** BEGIN **

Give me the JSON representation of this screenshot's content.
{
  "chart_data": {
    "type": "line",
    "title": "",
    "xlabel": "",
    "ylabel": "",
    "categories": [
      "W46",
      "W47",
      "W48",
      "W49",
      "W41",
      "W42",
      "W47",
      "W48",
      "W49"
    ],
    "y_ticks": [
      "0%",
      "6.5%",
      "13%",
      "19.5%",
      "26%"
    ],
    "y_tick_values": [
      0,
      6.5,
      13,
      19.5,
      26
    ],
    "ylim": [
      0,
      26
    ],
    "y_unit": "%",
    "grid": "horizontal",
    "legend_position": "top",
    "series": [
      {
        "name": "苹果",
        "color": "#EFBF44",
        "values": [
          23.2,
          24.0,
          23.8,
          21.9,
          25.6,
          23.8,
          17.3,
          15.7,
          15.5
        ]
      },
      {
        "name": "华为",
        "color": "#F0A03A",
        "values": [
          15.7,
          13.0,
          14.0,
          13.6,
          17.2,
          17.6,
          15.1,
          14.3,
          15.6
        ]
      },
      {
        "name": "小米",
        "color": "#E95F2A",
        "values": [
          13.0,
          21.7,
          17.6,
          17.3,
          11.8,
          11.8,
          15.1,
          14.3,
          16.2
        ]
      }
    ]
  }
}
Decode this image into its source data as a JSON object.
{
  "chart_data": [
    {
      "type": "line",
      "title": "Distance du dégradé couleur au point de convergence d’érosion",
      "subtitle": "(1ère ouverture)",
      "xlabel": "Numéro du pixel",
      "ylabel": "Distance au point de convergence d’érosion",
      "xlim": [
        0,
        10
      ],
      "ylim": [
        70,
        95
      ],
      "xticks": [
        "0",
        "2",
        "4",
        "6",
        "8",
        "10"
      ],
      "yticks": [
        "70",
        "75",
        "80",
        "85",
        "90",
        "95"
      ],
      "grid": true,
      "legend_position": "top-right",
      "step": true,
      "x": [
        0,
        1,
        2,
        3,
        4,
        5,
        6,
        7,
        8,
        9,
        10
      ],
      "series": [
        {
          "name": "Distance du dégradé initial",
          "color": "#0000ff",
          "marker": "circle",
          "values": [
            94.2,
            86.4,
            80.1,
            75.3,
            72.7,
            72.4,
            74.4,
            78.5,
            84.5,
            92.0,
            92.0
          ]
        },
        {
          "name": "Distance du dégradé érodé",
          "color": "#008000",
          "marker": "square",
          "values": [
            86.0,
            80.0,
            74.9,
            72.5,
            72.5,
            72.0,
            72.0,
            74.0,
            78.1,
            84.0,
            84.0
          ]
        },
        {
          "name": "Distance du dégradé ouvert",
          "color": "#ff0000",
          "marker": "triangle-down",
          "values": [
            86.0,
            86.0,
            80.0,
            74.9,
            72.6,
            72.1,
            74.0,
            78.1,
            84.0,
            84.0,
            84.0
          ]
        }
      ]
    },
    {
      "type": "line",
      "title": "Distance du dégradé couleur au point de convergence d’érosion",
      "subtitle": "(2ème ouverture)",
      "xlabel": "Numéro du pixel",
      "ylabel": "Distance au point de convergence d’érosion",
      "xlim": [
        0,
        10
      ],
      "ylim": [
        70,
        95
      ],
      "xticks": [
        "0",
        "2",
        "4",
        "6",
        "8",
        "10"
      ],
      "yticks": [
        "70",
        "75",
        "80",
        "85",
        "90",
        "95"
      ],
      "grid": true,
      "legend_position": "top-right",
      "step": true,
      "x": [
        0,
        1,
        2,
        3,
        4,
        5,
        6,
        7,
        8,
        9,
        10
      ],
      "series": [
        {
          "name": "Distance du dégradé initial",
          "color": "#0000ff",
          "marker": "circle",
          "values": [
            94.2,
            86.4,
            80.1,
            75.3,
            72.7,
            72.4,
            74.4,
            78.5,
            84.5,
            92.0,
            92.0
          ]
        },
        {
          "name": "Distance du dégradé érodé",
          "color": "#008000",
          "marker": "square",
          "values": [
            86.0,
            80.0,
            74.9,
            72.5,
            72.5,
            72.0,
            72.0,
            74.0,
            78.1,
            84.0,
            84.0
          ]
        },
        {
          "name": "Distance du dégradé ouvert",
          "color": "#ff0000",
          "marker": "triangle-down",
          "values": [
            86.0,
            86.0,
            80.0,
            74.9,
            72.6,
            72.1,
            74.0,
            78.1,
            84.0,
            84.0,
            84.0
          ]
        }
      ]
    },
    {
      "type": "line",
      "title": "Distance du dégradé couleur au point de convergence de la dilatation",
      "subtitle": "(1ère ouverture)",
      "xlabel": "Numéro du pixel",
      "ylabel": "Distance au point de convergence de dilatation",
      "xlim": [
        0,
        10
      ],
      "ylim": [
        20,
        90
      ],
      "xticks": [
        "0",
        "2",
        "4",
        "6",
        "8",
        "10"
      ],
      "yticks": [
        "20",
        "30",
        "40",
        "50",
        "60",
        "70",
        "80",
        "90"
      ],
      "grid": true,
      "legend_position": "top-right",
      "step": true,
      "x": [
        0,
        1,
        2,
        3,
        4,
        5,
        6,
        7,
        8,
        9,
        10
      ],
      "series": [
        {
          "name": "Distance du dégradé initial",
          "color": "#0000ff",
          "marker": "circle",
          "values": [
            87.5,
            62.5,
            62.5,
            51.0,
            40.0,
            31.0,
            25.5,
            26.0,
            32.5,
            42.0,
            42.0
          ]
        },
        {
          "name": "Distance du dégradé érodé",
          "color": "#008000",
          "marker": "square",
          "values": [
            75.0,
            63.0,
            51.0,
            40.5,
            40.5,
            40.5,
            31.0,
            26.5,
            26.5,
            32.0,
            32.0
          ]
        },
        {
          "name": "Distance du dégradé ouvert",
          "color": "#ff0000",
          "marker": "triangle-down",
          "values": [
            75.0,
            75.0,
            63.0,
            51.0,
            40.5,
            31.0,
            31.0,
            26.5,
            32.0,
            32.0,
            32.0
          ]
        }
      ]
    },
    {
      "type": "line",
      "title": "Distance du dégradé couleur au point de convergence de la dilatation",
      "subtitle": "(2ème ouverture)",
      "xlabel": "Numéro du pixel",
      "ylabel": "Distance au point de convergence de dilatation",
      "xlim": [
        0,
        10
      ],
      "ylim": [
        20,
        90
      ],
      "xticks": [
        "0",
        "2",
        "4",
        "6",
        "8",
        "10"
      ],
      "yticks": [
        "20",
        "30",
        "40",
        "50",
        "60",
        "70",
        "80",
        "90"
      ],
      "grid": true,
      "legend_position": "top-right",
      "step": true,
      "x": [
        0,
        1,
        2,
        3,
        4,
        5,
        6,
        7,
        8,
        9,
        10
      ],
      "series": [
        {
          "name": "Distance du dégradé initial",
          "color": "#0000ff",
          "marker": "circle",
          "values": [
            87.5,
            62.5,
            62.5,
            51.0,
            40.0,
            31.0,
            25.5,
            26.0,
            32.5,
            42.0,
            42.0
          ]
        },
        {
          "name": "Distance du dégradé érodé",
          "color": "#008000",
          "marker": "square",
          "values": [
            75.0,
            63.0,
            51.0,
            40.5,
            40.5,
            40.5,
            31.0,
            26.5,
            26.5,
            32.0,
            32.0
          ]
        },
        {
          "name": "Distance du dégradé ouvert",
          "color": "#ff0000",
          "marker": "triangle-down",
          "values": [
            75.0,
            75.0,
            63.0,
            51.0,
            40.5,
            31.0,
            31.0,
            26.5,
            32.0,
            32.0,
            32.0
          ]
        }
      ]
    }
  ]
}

** END **

_Work instructions_: Count the lines in the records above that hold the word "JSON", and give only that number.

_Written answer_: 2